Information shown:
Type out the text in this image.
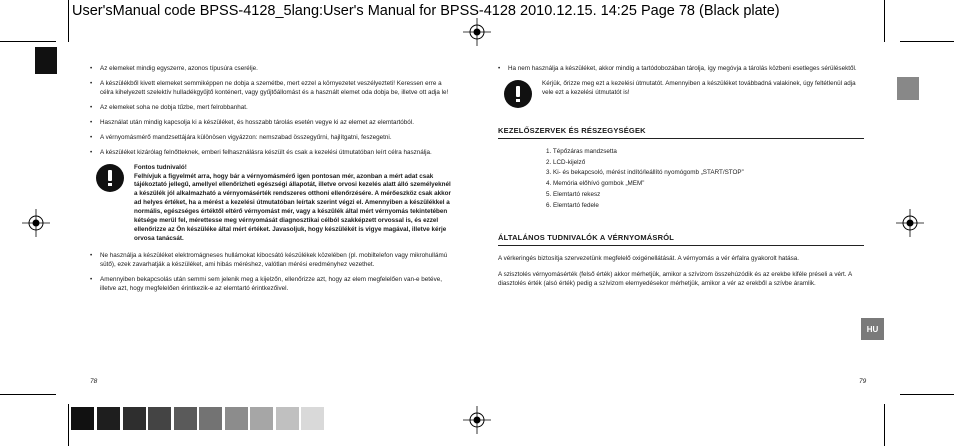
User'sManual code BPSS-4128_5lang:User's Manual for BPSS-4128 2010.12.15. 14:25 Page 78 (Black plate)
HU
• Az elemeket mindig egyszerre, azonos típusúra cserélje.
• A készülékből kivett elemeket semmiképpen ne dobja a szemétbe, mert ezzel a környezetet veszélyezteti! Keressen erre a célra kihelyezett szelektív hulladékgyűjtő konténert, vagy gyűjtőállomást és a használt elemet oda dobja be, illetve ott adja le!
• Az elemeket soha ne dobja tűzbe, mert felrobbanhat.
• Használat után mindig kapcsolja ki a készüléket, és hosszabb tárolás esetén vegye ki az elemet az elemtartóból.
• A vérnyomásmérő mandzsettájára különösen vigyázzon: nemszabad összegyűrni, hajlítgatni, feszegetni.
• A készüléket kizárólag felnőtteknek, emberi felhasználásra készült és csak a kezelési útmutatóban leírt célra használja.
Fontos tudnivaló!
Felhívjuk a figyelmét arra, hogy bár a vérnyomásmérő igen pontosan mér, azonban a mért adat csak tájékoztató jellegű, amellyel ellenőrizheti egészségi állapotát, illetve orvosi kezelés alatt álló személyeknél a készülék jól alkalmazható a vérnyomásérték rendszeres otthoni ellenőrzésére. A mérőeszköz csak akkor ad helyes értéket, ha a mérést a kezelési útmutatóban leírtak szerint végzi el. Amennyiben a készülékkel a normális, egészséges értéktől eltérő vérnyomást mér, vagy a készülék által mért vérnyomás tekintetében kétsége merül fel, mérettesse meg vérnyomását diagnosztikai célból szakképzett orvossal is, és ezzel ellenőrizze az Ön készüléke által mért értéket. Javasoljuk, hogy készülékét is vigye magával, illetve kérje orvosa tanácsát.
• Ne használja a készüléket elektromágneses hullámokat kibocsátó készülékek közelében (pl. mobiltelefon vagy mikrohullámú sütő), ezek zavarhatják a készüléket, ami hibás méréshez, valótlan mérési eredményhez vezethet.
• Amennyiben bekapcsolás után semmi sem jelenik meg a kijelzőn, ellenőrizze azt, hogy az elem megfelelően van-e betéve, illetve azt, hogy megfelelően érintkezik-e az elemtartó érintkezőivel.
78
• Ha nem használja a készüléket, akkor mindig a tartódobozában tárolja, így megóvja a tárolás közbeni esetleges sérülésektől.
Kérjük, őrizze meg ezt a kezelési útmutatót. Amennyiben a készüléket továbbadná valakinek, úgy feltétlenül adja vele ezt a kezelési útmutatót is!
KEZELŐSZERVEK ÉS RÉSZEGYSÉGEK
1. Tépőzáras mandzsetta
2. LCD-kijelző
3. Ki- és bekapcsoló, mérést indító/leállító nyomógomb „START/STOP”
4. Memória előhívó gombok „MEM”
5. Elemtartó rekesz
6. Elemtartó fedele
ÁLTALÁNOS TUDNIVALÓK A VÉRNYOMÁSRÓL

A vérkeringés biztosítja szervezetünk megfelelő oxigénellátását. A vérnyomás a vér érfalra gyakorolt hatása.

A szisztolés vérnyomásérték (felső érték) akkor mérhetjük, amikor a szívizom összehúzódik és az erekbe kiféle préseli a vért. A diasztolés érték (alsó érték) pedig a szívizom elernyedésekor mérhetjük, amikor a vér az erekből a szívbe áramlik.

79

What you are asked to do: Return the whole listing, word for word, and leave out every picture.

The response:
Type out the text in this image.
User'sManual code BPSS-4128_5lang:User's Manual for BPSS-4128 2010.12.15. 14:25 Page 78 (Black plate)
HU
• Az elemeket mindig egyszerre, azonos típusúra cserélje.
• A készülékből kivett elemeket semmiképpen ne dobja a szemétbe, mert ezzel a környezetet veszélyezteti! Keressen erre a célra kihelyezett szelektív hulladékgyűjtő konténert, vagy gyűjtőállomást és a használt elemet oda dobja be, illetve ott adja le!
• Az elemeket soha ne dobja tűzbe, mert felrobbanhat.
• Használat után mindig kapcsolja ki a készüléket, és hosszabb tárolás esetén vegye ki az elemet az elemtartóból.
• A vérnyomásmérő mandzsettájára különösen vigyázzon: nemszabad összegyűrni, hajlítgatni, feszegetni.
• A készüléket kizárólag felnőtteknek, emberi felhasználásra készült és csak a kezelési útmutatóban leírt célra használja.
Fontos tudnivaló!
Felhívjuk a figyelmét arra, hogy bár a vérnyomásmérő igen pontosan mér, azonban a mért adat csak tájékoztató jellegű, amellyel ellenőrizheti egészségi állapotát, illetve orvosi kezelés alatt álló személyeknél a készülék jól alkalmazható a vérnyomásérték rendszeres otthoni ellenőrzésére. A mérőeszköz csak akkor ad helyes értéket, ha a mérést a kezelési útmutatóban leírtak szerint végzi el. Amennyiben a készülékkel a normális, egészséges értéktől eltérő vérnyomást mér, vagy a készülék által mért vérnyomás tekintetében kétsége merül fel, mérettesse meg vérnyomását diagnosztikai célból szakképzett orvossal is, és ezzel ellenőrizze az Ön készüléke által mért értéket. Javasoljuk, hogy készülékét is vigye magával, illetve kérje orvosa tanácsát.
• Ne használja a készüléket elektromágneses hullámokat kibocsátó készülékek közelében (pl. mobiltelefon vagy mikrohullámú sütő), ezek zavarhatják a készüléket, ami hibás méréshez, valótlan mérési eredményhez vezethet.
• Amennyiben bekapcsolás után semmi sem jelenik meg a kijelzőn, ellenőrizze azt, hogy az elem megfelelően van-e betéve, illetve azt, hogy megfelelően érintkezik-e az elemtartó érintkezőivel.
78
• Ha nem használja a készüléket, akkor mindig a tartódobozában tárolja, így megóvja a tárolás közbeni esetleges sérülésektől.
Kérjük, őrizze meg ezt a kezelési útmutatót. Amennyiben a készüléket továbbadná valakinek, úgy feltétlenül adja vele ezt a kezelési útmutatót is!
KEZELŐSZERVEK ÉS RÉSZEGYSÉGEK
1. Tépőzáras mandzsetta
2. LCD-kijelző
3. Ki- és bekapcsoló, mérést indító/leállító nyomógomb „START/STOP”
4. Memória előhívó gombok „MEM”
5. Elemtartó rekesz
6. Elemtartó fedele
ÁLTALÁNOS TUDNIVALÓK A VÉRNYOMÁSRÓL

A vérkeringés biztosítja szervezetünk megfelelő oxigénellátását. A vérnyomás a vér érfalra gyakorolt hatása.

A szisztolés vérnyomásérték (felső érték) akkor mérhetjük, amikor a szívizom összehúzódik és az erekbe kiféle préseli a vért. A diasztolés érték (alsó érték) pedig a szívizom elernyedésekor mérhetjük, amikor a vér az erekből a szívbe áramlik.

79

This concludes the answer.